- **DIRECTIONS FOR THIS TASK**:
Every entry below should be transcribed exactly; pictures stay out of the copy.

━━━━━ GIVEN DATA

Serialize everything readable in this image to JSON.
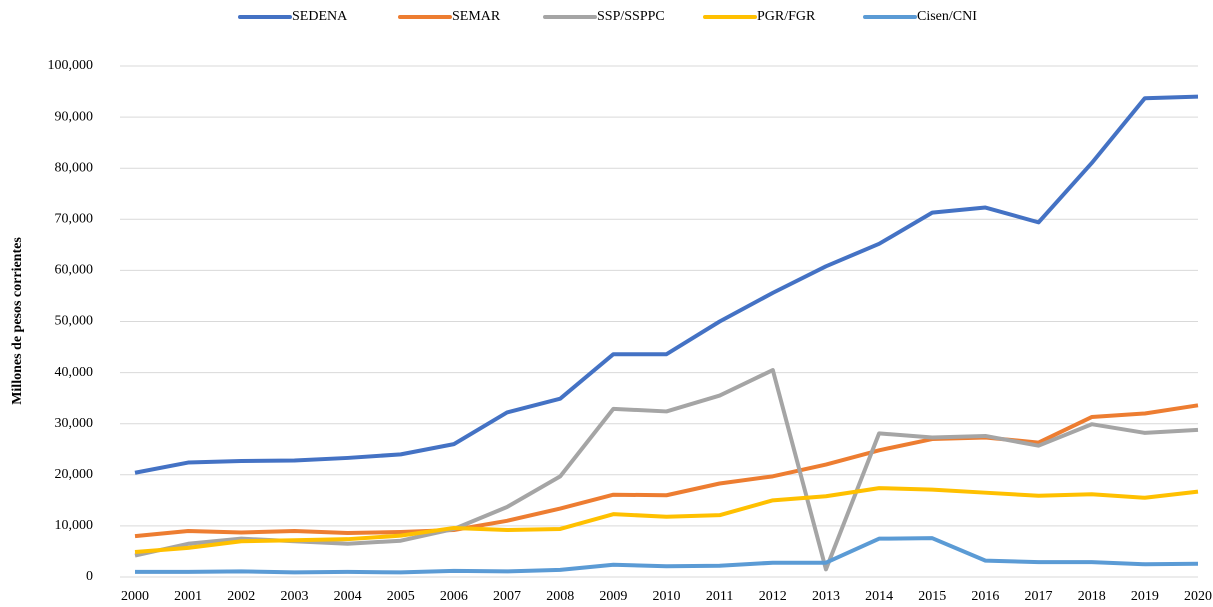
{
  "chart_data": {
    "type": "line",
    "y_label": "Millones de pesos corrientes",
    "categories": [
      "2000",
      "2001",
      "2002",
      "2003",
      "2004",
      "2005",
      "2006",
      "2007",
      "2008",
      "2009",
      "2010",
      "2011",
      "2012",
      "2013",
      "2014",
      "2015",
      "2016",
      "2017",
      "2018",
      "2019",
      "2020"
    ],
    "series": [
      {
        "name": "SEDENA",
        "color": "#4472c4",
        "values": [
          20400,
          22400,
          22700,
          22800,
          23300,
          24000,
          26000,
          32200,
          34900,
          43600,
          43600,
          50000,
          55600,
          60800,
          65200,
          71300,
          72300,
          69400,
          81000,
          93700,
          94000
        ]
      },
      {
        "name": "SEMAR",
        "color": "#ed7d31",
        "values": [
          8000,
          9000,
          8700,
          9000,
          8600,
          8800,
          9200,
          11000,
          13400,
          16100,
          16000,
          18300,
          19700,
          22000,
          24800,
          27000,
          27300,
          26300,
          31300,
          32000,
          33600
        ]
      },
      {
        "name": "SSP/SSPPC",
        "color": "#a5a5a5",
        "values": [
          4200,
          6500,
          7500,
          7000,
          6500,
          7100,
          9400,
          13700,
          19700,
          32900,
          32400,
          35500,
          40500,
          1500,
          28100,
          27300,
          27600,
          25700,
          29900,
          28200,
          28800
        ]
      },
      {
        "name": "PGR/FGR",
        "color": "#ffc000",
        "values": [
          4900,
          5700,
          7000,
          7200,
          7400,
          8100,
          9600,
          9200,
          9400,
          12300,
          11800,
          12100,
          15000,
          15800,
          17400,
          17100,
          16500,
          15900,
          16200,
          15500,
          16700
        ]
      },
      {
        "name": "Cisen/CNI",
        "color": "#5b9bd5",
        "values": [
          1000,
          1000,
          1100,
          900,
          1000,
          900,
          1200,
          1100,
          1400,
          2400,
          2100,
          2200,
          2800,
          2800,
          7500,
          7600,
          3200,
          2900,
          2900,
          2500,
          2600
        ]
      }
    ],
    "ylim": [
      0,
      100000
    ],
    "yticks": [
      0,
      {
        "value": 10000,
        "label": "10,000"
      },
      {
        "value": 20000,
        "label": "20,000"
      },
      {
        "value": 30000,
        "label": "30,000"
      },
      {
        "value": 40000,
        "label": "40,000"
      },
      {
        "value": 50000,
        "label": "50,000"
      },
      {
        "value": 60000,
        "label": "60,000"
      },
      {
        "value": 70000,
        "label": "70,000"
      },
      {
        "value": 80000,
        "label": "80,000"
      },
      {
        "value": 90000,
        "label": "90,000"
      },
      {
        "value": 100000,
        "label": "100,000"
      }
    ],
    "grid": true,
    "legend": "top"
  }
}
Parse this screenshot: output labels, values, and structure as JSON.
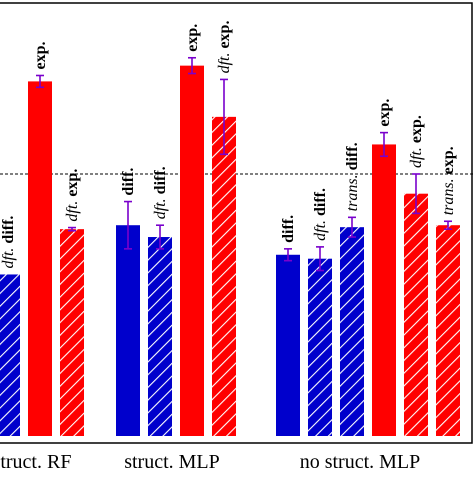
{
  "chart_data": {
    "type": "bar",
    "title": "",
    "xlabel": "",
    "ylabel": "",
    "ylim": [
      0,
      100
    ],
    "reference_line": 66.5,
    "grid": false,
    "legend": "none",
    "colors": {
      "blue": "#0000cc",
      "red": "#ff0000",
      "error_bar": "#7a00cc",
      "reference_line": "#000000"
    },
    "groups": [
      {
        "label": "struct. RF",
        "bars": [
          {
            "label_prefix": "dft.",
            "label": "diff.",
            "value": 41,
            "err": 0,
            "color": "blue",
            "hatched": true
          },
          {
            "label_prefix": "",
            "label": "exp.",
            "value": 90,
            "err": 1.5,
            "color": "red",
            "hatched": false
          },
          {
            "label_prefix": "dft.",
            "label": "exp.",
            "value": 52.5,
            "err": 0.4,
            "color": "red",
            "hatched": true
          }
        ]
      },
      {
        "label": "struct. MLP",
        "bars": [
          {
            "label_prefix": "",
            "label": "diff.",
            "value": 53.5,
            "err": 6,
            "color": "blue",
            "hatched": false
          },
          {
            "label_prefix": "dft.",
            "label": "diff.",
            "value": 50.5,
            "err": 3,
            "color": "blue",
            "hatched": true
          },
          {
            "label_prefix": "",
            "label": "exp.",
            "value": 94,
            "err": 2,
            "color": "red",
            "hatched": false
          },
          {
            "label_prefix": "dft.",
            "label": "exp.",
            "value": 81,
            "err": 9.5,
            "color": "red",
            "hatched": true
          }
        ]
      },
      {
        "label": "no struct. MLP",
        "bars": [
          {
            "label_prefix": "",
            "label": "diff.",
            "value": 46,
            "err": 1.5,
            "color": "blue",
            "hatched": false
          },
          {
            "label_prefix": "dft.",
            "label": "diff.",
            "value": 45,
            "err": 3,
            "color": "blue",
            "hatched": true
          },
          {
            "label_prefix": "trans.",
            "label": "diff.",
            "value": 53,
            "err": 2.5,
            "color": "blue",
            "hatched": true
          },
          {
            "label_prefix": "",
            "label": "exp.",
            "value": 74,
            "err": 3,
            "color": "red",
            "hatched": false
          },
          {
            "label_prefix": "dft.",
            "label": "exp.",
            "value": 61.5,
            "err": 5,
            "color": "red",
            "hatched": true
          },
          {
            "label_prefix": "trans.",
            "label": "exp.",
            "value": 53.5,
            "err": 1,
            "color": "red",
            "hatched": true
          }
        ]
      }
    ]
  }
}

━━━━━━━━━━

- **EXERCISE OUTPUT**:
Serialize everything readable in this image to JSON.
{
  "chart_data": {
    "type": "line",
    "y_label": "Millones de pesos corrientes",
    "categories": [
      "2000",
      "2001",
      "2002",
      "2003",
      "2004",
      "2005",
      "2006",
      "2007",
      "2008",
      "2009",
      "2010",
      "2011",
      "2012",
      "2013",
      "2014",
      "2015",
      "2016",
      "2017",
      "2018",
      "2019",
      "2020"
    ],
    "series": [
      {
        "name": "SEDENA",
        "color": "#4472c4",
        "values": [
          20400,
          22400,
          22700,
          22800,
          23300,
          24000,
          26000,
          32200,
          34900,
          43600,
          43600,
          50000,
          55600,
          60800,
          65200,
          71300,
          72300,
          69400,
          81000,
          93700,
          94000
        ]
      },
      {
        "name": "SEMAR",
        "color": "#ed7d31",
        "values": [
          8000,
          9000,
          8700,
          9000,
          8600,
          8800,
          9200,
          11000,
          13400,
          16100,
          16000,
          18300,
          19700,
          22000,
          24800,
          27000,
          27300,
          26300,
          31300,
          32000,
          33600
        ]
      },
      {
        "name": "SSP/SSPPC",
        "color": "#a5a5a5",
        "values": [
          4200,
          6500,
          7500,
          7000,
          6500,
          7100,
          9400,
          13700,
          19700,
          32900,
          32400,
          35500,
          40500,
          1500,
          28100,
          27300,
          27600,
          25700,
          29900,
          28200,
          28800
        ]
      },
      {
        "name": "PGR/FGR",
        "color": "#ffc000",
        "values": [
          4900,
          5700,
          7000,
          7200,
          7400,
          8100,
          9600,
          9200,
          9400,
          12300,
          11800,
          12100,
          15000,
          15800,
          17400,
          17100,
          16500,
          15900,
          16200,
          15500,
          16700
        ]
      },
      {
        "name": "Cisen/CNI",
        "color": "#5b9bd5",
        "values": [
          1000,
          1000,
          1100,
          900,
          1000,
          900,
          1200,
          1100,
          1400,
          2400,
          2100,
          2200,
          2800,
          2800,
          7500,
          7600,
          3200,
          2900,
          2900,
          2500,
          2600
        ]
      }
    ],
    "ylim": [
      0,
      100000
    ],
    "yticks": [
      0,
      {
        "value": 10000,
        "label": "10,000"
      },
      {
        "value": 20000,
        "label": "20,000"
      },
      {
        "value": 30000,
        "label": "30,000"
      },
      {
        "value": 40000,
        "label": "40,000"
      },
      {
        "value": 50000,
        "label": "50,000"
      },
      {
        "value": 60000,
        "label": "60,000"
      },
      {
        "value": 70000,
        "label": "70,000"
      },
      {
        "value": 80000,
        "label": "80,000"
      },
      {
        "value": 90000,
        "label": "90,000"
      },
      {
        "value": 100000,
        "label": "100,000"
      }
    ],
    "grid": true,
    "legend": "top"
  }
}
Parse this screenshot: output labels, values, and structure as JSON.
{
  "chart_data": {
    "type": "bar",
    "title": "",
    "xlabel": "",
    "ylabel": "",
    "ylim": [
      0,
      100
    ],
    "reference_line": 66.5,
    "grid": false,
    "legend": "none",
    "colors": {
      "blue": "#0000cc",
      "red": "#ff0000",
      "error_bar": "#7a00cc",
      "reference_line": "#000000"
    },
    "groups": [
      {
        "label": "struct. RF",
        "bars": [
          {
            "label_prefix": "dft.",
            "label": "diff.",
            "value": 41,
            "err": 0,
            "color": "blue",
            "hatched": true
          },
          {
            "label_prefix": "",
            "label": "exp.",
            "value": 90,
            "err": 1.5,
            "color": "red",
            "hatched": false
          },
          {
            "label_prefix": "dft.",
            "label": "exp.",
            "value": 52.5,
            "err": 0.4,
            "color": "red",
            "hatched": true
          }
        ]
      },
      {
        "label": "struct. MLP",
        "bars": [
          {
            "label_prefix": "",
            "label": "diff.",
            "value": 53.5,
            "err": 6,
            "color": "blue",
            "hatched": false
          },
          {
            "label_prefix": "dft.",
            "label": "diff.",
            "value": 50.5,
            "err": 3,
            "color": "blue",
            "hatched": true
          },
          {
            "label_prefix": "",
            "label": "exp.",
            "value": 94,
            "err": 2,
            "color": "red",
            "hatched": false
          },
          {
            "label_prefix": "dft.",
            "label": "exp.",
            "value": 81,
            "err": 9.5,
            "color": "red",
            "hatched": true
          }
        ]
      },
      {
        "label": "no struct. MLP",
        "bars": [
          {
            "label_prefix": "",
            "label": "diff.",
            "value": 46,
            "err": 1.5,
            "color": "blue",
            "hatched": false
          },
          {
            "label_prefix": "dft.",
            "label": "diff.",
            "value": 45,
            "err": 3,
            "color": "blue",
            "hatched": true
          },
          {
            "label_prefix": "trans.",
            "label": "diff.",
            "value": 53,
            "err": 2.5,
            "color": "blue",
            "hatched": true
          },
          {
            "label_prefix": "",
            "label": "exp.",
            "value": 74,
            "err": 3,
            "color": "red",
            "hatched": false
          },
          {
            "label_prefix": "dft.",
            "label": "exp.",
            "value": 61.5,
            "err": 5,
            "color": "red",
            "hatched": true
          },
          {
            "label_prefix": "trans.",
            "label": "exp.",
            "value": 53.5,
            "err": 1,
            "color": "red",
            "hatched": true
          }
        ]
      }
    ]
  }
}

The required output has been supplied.